* Directions for this task *
Look through the data below, and copy each line that carries the word "UCEC".
::::::::::
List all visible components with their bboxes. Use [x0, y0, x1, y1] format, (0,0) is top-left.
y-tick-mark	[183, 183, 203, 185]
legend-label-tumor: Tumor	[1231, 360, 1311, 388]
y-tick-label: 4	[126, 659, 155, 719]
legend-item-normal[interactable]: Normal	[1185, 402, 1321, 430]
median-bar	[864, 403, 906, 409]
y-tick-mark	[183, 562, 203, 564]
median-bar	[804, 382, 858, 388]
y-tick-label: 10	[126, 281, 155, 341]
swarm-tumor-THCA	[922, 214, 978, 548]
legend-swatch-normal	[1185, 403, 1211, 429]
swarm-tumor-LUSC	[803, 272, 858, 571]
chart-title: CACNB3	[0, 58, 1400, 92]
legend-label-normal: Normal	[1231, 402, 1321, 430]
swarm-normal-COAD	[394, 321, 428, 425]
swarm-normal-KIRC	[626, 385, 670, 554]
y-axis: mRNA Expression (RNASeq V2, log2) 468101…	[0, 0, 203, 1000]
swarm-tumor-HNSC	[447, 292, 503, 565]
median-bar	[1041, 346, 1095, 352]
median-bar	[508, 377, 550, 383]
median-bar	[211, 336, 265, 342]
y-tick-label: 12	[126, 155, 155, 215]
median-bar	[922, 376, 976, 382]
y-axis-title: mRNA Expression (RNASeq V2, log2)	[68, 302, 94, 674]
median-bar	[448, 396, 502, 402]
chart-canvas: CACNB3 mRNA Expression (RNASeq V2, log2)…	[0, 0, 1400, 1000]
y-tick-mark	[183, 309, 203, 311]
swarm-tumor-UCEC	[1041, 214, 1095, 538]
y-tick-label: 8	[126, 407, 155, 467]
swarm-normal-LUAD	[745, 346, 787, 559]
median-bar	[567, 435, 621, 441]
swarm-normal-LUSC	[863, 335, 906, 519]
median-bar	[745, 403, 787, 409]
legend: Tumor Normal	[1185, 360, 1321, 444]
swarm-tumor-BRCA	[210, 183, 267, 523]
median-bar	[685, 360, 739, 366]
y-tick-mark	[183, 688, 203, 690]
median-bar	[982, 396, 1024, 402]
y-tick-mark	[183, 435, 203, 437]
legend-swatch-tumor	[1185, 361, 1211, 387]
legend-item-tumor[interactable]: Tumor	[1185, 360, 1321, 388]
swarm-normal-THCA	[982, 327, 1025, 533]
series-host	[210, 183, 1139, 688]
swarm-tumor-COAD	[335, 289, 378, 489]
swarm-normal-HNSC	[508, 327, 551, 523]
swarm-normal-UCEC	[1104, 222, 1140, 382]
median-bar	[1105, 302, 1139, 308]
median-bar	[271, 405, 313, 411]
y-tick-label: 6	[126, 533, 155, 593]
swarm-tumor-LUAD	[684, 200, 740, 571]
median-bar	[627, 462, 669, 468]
::::::::::
* Exercise solution *
swarm-tumor-UCEC	[1041, 214, 1095, 538]
swarm-normal-UCEC	[1104, 222, 1140, 382]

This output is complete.